| STATED TASK |
Only a number is wanted: how many lines of the entries include the string "this"?

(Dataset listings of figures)
::::::

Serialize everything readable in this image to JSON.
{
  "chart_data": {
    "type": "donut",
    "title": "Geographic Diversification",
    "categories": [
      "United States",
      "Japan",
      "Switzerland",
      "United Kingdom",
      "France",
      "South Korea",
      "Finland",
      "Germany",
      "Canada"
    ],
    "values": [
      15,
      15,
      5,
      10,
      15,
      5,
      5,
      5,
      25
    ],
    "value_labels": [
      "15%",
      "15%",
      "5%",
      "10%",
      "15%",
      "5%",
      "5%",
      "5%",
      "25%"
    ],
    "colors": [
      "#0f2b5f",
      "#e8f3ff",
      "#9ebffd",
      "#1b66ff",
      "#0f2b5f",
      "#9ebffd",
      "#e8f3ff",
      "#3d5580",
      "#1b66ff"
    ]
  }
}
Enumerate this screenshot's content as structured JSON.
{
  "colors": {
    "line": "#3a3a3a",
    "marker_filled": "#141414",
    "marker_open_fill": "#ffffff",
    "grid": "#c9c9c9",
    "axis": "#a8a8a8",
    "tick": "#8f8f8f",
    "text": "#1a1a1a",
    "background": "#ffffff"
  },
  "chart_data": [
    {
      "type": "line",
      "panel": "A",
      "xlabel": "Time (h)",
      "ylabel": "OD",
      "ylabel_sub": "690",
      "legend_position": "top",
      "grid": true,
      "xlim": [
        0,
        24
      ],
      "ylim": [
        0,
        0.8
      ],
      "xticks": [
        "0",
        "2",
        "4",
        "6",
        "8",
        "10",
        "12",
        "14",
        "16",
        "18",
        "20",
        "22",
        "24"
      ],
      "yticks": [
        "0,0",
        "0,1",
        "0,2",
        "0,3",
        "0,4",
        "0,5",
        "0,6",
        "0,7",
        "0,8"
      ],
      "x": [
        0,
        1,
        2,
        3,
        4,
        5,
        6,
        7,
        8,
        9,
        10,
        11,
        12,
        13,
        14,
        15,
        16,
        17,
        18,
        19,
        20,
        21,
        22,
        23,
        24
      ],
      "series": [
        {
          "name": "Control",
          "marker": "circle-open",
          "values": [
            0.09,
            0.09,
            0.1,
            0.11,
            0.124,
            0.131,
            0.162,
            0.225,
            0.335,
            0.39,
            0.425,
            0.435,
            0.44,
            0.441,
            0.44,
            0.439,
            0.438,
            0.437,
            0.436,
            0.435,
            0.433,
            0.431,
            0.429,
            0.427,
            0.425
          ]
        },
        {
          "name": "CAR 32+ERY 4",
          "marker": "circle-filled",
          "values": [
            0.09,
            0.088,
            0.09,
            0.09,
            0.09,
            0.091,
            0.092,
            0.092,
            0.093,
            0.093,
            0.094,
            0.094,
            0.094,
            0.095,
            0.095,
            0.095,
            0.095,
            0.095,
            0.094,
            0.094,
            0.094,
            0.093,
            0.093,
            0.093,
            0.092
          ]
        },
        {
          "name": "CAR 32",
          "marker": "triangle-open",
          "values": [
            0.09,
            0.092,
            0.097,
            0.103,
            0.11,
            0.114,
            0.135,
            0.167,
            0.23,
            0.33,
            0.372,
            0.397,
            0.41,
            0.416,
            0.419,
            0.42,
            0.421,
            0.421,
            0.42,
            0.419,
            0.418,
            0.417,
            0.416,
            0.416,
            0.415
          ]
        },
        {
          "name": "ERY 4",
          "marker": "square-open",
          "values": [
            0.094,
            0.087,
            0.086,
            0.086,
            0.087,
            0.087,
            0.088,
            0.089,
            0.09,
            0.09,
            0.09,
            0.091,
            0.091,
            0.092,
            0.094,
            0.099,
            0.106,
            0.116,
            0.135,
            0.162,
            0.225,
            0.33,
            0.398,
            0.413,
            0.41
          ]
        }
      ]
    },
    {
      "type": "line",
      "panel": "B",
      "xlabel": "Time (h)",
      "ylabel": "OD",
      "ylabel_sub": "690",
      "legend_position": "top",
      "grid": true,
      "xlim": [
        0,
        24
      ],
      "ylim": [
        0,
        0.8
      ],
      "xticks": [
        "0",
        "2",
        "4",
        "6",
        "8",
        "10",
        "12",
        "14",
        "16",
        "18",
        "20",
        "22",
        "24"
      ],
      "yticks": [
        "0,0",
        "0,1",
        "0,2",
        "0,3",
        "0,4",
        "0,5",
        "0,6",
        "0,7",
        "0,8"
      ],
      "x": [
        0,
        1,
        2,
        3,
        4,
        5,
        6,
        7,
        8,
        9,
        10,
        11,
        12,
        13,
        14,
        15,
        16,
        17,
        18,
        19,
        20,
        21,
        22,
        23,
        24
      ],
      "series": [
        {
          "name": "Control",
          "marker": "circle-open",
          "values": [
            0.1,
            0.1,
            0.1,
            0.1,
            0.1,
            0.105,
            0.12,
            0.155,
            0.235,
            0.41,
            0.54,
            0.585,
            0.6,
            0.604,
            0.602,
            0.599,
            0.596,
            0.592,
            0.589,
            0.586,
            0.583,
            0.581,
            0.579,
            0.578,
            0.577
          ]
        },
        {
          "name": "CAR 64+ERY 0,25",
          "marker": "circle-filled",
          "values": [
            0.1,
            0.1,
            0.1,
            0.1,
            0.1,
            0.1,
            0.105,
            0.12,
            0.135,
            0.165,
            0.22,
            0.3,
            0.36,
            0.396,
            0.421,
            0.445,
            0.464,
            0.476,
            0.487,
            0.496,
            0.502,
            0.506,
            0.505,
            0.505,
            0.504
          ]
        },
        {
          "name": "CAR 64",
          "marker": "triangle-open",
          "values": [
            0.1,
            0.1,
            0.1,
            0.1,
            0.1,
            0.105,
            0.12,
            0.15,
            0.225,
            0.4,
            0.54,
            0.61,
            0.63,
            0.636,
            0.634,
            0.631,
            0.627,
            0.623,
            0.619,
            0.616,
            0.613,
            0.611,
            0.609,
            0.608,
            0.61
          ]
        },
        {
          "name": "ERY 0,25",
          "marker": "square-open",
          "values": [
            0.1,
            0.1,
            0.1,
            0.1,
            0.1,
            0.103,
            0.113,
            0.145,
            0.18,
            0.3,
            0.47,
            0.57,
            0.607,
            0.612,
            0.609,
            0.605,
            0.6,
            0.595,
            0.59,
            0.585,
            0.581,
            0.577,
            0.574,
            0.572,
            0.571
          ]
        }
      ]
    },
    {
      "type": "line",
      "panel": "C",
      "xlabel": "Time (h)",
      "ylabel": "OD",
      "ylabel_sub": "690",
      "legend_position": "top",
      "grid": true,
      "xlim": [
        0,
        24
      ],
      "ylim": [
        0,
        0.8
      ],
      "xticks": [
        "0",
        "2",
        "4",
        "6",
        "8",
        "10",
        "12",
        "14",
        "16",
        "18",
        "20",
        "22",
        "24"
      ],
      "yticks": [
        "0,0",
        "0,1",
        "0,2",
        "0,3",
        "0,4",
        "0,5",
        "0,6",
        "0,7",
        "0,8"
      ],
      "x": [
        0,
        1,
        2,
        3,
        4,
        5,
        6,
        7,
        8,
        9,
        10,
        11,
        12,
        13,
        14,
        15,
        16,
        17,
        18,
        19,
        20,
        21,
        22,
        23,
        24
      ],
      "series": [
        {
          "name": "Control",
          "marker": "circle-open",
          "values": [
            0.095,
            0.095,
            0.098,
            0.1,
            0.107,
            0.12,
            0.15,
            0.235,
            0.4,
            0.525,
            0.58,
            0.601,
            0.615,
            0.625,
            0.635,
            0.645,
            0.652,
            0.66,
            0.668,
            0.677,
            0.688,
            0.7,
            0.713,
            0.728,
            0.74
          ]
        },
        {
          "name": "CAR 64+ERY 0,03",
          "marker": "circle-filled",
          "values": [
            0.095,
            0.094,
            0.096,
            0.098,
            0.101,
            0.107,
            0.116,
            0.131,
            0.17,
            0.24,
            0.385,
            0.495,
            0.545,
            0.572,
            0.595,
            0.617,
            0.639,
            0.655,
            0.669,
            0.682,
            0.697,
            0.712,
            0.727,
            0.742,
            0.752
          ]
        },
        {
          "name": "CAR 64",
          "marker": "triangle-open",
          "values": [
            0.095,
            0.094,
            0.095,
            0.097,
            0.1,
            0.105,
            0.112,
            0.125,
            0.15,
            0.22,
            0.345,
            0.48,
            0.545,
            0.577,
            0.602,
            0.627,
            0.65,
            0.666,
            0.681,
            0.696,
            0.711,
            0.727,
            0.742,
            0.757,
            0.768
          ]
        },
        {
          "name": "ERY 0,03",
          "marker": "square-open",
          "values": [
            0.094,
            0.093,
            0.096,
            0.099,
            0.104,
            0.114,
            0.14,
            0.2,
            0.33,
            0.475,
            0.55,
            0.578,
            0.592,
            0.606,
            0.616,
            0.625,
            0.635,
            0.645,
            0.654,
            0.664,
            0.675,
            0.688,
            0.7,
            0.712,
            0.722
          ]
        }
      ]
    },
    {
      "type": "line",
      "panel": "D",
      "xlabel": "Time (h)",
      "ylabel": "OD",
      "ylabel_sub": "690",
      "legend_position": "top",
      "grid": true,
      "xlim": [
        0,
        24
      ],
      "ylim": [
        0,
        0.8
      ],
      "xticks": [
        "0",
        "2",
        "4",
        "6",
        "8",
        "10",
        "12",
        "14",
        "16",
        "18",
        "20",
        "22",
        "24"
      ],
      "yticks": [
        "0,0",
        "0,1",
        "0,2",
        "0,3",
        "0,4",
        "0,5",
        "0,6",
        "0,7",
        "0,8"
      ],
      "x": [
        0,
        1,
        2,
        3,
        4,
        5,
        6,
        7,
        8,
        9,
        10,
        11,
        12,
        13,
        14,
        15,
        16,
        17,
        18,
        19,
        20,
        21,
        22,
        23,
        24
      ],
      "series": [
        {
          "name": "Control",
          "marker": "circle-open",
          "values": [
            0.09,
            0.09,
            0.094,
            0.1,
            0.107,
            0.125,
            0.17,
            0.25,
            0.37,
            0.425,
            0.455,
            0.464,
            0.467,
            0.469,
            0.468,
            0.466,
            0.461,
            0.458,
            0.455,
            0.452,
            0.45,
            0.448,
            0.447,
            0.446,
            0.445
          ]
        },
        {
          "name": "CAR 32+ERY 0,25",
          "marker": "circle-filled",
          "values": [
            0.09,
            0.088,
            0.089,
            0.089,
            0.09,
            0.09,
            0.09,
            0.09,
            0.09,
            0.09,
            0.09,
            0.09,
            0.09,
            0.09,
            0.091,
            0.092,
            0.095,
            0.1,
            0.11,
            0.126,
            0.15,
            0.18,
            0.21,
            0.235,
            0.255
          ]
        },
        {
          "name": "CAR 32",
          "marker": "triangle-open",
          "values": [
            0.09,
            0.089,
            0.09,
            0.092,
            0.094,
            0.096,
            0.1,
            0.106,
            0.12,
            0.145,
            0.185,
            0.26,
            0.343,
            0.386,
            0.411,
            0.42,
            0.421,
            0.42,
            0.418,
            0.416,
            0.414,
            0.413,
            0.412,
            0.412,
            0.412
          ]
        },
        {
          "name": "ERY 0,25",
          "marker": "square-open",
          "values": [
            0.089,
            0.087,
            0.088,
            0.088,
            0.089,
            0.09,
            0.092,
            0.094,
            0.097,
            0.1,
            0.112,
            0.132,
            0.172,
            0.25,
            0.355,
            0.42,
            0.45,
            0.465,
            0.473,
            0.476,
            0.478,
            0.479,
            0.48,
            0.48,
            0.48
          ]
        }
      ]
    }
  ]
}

::::::

| EXERCISE SOLUTION |
2